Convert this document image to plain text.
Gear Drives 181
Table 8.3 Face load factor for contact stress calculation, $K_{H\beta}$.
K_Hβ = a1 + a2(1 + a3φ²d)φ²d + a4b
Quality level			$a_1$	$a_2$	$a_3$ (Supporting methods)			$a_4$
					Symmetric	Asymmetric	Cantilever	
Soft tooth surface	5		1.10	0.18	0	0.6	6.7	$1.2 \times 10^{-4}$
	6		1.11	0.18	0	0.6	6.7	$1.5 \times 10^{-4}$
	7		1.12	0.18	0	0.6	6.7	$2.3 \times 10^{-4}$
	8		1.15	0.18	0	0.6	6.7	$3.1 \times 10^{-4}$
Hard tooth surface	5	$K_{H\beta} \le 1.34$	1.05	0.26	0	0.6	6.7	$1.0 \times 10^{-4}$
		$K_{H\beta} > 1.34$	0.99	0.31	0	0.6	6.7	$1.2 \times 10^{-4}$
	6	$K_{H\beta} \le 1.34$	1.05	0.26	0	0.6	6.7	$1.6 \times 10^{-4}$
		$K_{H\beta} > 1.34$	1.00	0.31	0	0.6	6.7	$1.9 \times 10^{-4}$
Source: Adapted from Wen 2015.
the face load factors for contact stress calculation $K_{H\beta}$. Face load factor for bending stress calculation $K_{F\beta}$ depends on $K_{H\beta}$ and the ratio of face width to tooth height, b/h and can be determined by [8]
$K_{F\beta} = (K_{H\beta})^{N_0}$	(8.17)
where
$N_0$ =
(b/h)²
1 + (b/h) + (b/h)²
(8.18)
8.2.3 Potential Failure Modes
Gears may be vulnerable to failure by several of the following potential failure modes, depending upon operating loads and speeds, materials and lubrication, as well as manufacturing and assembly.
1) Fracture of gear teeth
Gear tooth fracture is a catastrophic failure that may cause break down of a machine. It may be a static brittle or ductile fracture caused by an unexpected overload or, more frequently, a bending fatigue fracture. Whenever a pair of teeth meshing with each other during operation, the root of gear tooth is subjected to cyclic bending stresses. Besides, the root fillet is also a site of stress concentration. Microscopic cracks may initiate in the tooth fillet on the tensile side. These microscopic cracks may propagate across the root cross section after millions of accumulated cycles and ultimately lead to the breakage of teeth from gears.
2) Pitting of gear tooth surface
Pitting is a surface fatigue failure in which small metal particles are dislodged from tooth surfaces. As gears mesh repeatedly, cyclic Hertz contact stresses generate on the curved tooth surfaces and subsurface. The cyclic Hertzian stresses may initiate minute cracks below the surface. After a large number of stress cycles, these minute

────────────────────────────────────────

_Aim_
Reproduce the full set of records precisely.

_Result of this exercise_
Convert this document image to plain text.
Gear Drives 181
Table 8.3 Face load factor for contact stress calculation, $K_{H\beta}$.
K_Hβ = a1 + a2(1 + a3φ²d)φ²d + a4b
Quality level			$a_1$	$a_2$	$a_3$ (Supporting methods)			$a_4$
					Symmetric	Asymmetric	Cantilever	
Soft tooth surface	5		1.10	0.18	0	0.6	6.7	$1.2 \times 10^{-4}$
	6		1.11	0.18	0	0.6	6.7	$1.5 \times 10^{-4}$
	7		1.12	0.18	0	0.6	6.7	$2.3 \times 10^{-4}$
	8		1.15	0.18	0	0.6	6.7	$3.1 \times 10^{-4}$
Hard tooth surface	5	$K_{H\beta} \le 1.34$	1.05	0.26	0	0.6	6.7	$1.0 \times 10^{-4}$
		$K_{H\beta} > 1.34$	0.99	0.31	0	0.6	6.7	$1.2 \times 10^{-4}$
	6	$K_{H\beta} \le 1.34$	1.05	0.26	0	0.6	6.7	$1.6 \times 10^{-4}$
		$K_{H\beta} > 1.34$	1.00	0.31	0	0.6	6.7	$1.9 \times 10^{-4}$
Source: Adapted from Wen 2015.
the face load factors for contact stress calculation $K_{H\beta}$. Face load factor for bending stress calculation $K_{F\beta}$ depends on $K_{H\beta}$ and the ratio of face width to tooth height, b/h and can be determined by [8]
$K_{F\beta} = (K_{H\beta})^{N_0}$	(8.17)
where
$N_0$ =
(b/h)²
1 + (b/h) + (b/h)²
(8.18)
8.2.3 Potential Failure Modes
Gears may be vulnerable to failure by several of the following potential failure modes, depending upon operating loads and speeds, materials and lubrication, as well as manufacturing and assembly.
1) Fracture of gear teeth
Gear tooth fracture is a catastrophic failure that may cause break down of a machine. It may be a static brittle or ductile fracture caused by an unexpected overload or, more frequently, a bending fatigue fracture. Whenever a pair of teeth meshing with each other during operation, the root of gear tooth is subjected to cyclic bending stresses. Besides, the root fillet is also a site of stress concentration. Microscopic cracks may initiate in the tooth fillet on the tensile side. These microscopic cracks may propagate across the root cross section after millions of accumulated cycles and ultimately lead to the breakage of teeth from gears.
2) Pitting of gear tooth surface
Pitting is a surface fatigue failure in which small metal particles are dislodged from tooth surfaces. As gears mesh repeatedly, cyclic Hertz contact stresses generate on the curved tooth surfaces and subsurface. The cyclic Hertzian stresses may initiate minute cracks below the surface. After a large number of stress cycles, these minute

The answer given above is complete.